**DATASET RECORDS:**
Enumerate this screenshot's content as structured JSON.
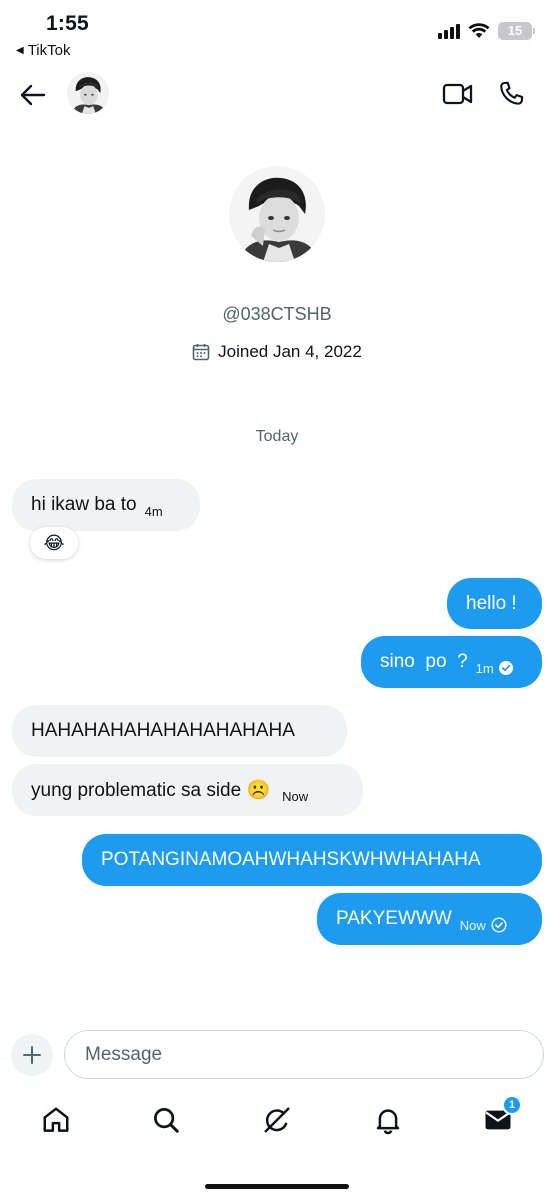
{
  "status_bar": {
    "time": "1:55",
    "back_app": "TikTok",
    "battery": "15"
  },
  "profile": {
    "handle": "@038CTSHB",
    "joined": "Joined Jan 4, 2022"
  },
  "conversation": {
    "day_separator": "Today",
    "messages": [
      {
        "from": "them",
        "text": "hi ikaw ba to",
        "time": "4m",
        "reaction": "😂"
      },
      {
        "from": "me",
        "text": "hello !"
      },
      {
        "from": "me",
        "text": "sino  po  ?",
        "time": "1m",
        "read": true
      },
      {
        "from": "them",
        "text": "HAHAHAHAHAHAHAHAHAHA"
      },
      {
        "from": "them",
        "text": "yung problematic sa side ☹️",
        "time": "Now"
      },
      {
        "from": "me",
        "text": "POTANGINAMOAHWHAHSKWHWHAHAHA"
      },
      {
        "from": "me",
        "text": "PAKYEWWW",
        "time": "Now",
        "read": true
      }
    ]
  },
  "composer": {
    "placeholder": "Message"
  },
  "nav": {
    "items": [
      "home-icon",
      "search-icon",
      "grok-icon",
      "notifications-icon",
      "messages-icon"
    ],
    "messages_badge": "1"
  },
  "colors": {
    "accent": "#1d9bf0",
    "received_bubble": "#eff3f4",
    "secondary_text": "#536471"
  }
}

**STATED TASK:**
Copy every line from the entries that contains the word "icon".

**COMPLETED TASK:**
      "home-icon",
      "search-icon",
      "grok-icon",
      "notifications-icon",
      "messages-icon"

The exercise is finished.